▶ [Work instructions] Count how many lines of the material hold "title". Respond with that number alone.

— start of Data —

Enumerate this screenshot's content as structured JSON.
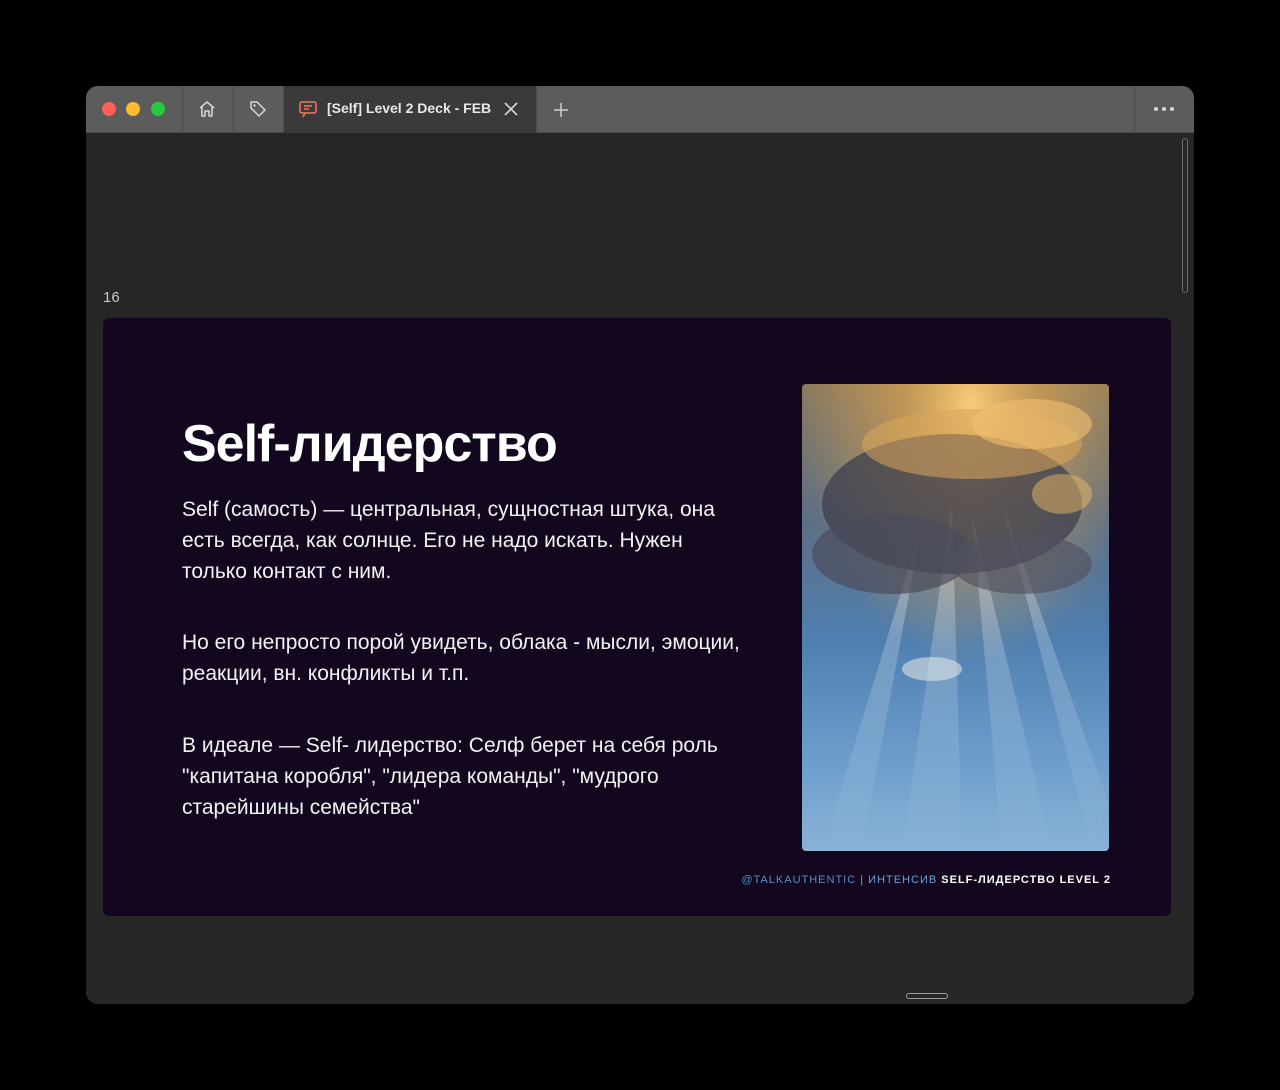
{
  "window": {
    "tab": {
      "title": "[Self] Level 2 Deck - FEB",
      "icon": "presentation-icon"
    },
    "toolbar_icons": [
      "home-icon",
      "tag-icon",
      "plus-icon",
      "more-icon",
      "close-icon"
    ]
  },
  "colors": {
    "slide_bg": "#12071f",
    "footer_handle": "#5c8bb9",
    "accent_icon": "#f07a5a"
  },
  "viewer": {
    "page_number": "16"
  },
  "slide": {
    "title": "Self-лидерство",
    "paragraphs": [
      "Self (самость) — центральная, сущностная штука, она есть всегда, как солнце. Его не надо искать. Нужен только контакт с ним.",
      "Но его непросто порой увидеть, облака - мысли, эмоции, реакции, вн. конфликты и т.п.",
      "В идеале — Self- лидерство: Селф берет на себя роль \"капитана коробля\", \"лидера команды\", \"мудрого старейшины семейства\""
    ],
    "footer": {
      "handle": "@TALKAUTHENTIC",
      "separator": "| ИНТЕНСИВ",
      "course": "SELF-ЛИДЕРСТВО LEVEL 2"
    }
  }
}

— end of Data —

▶ [Output below] 2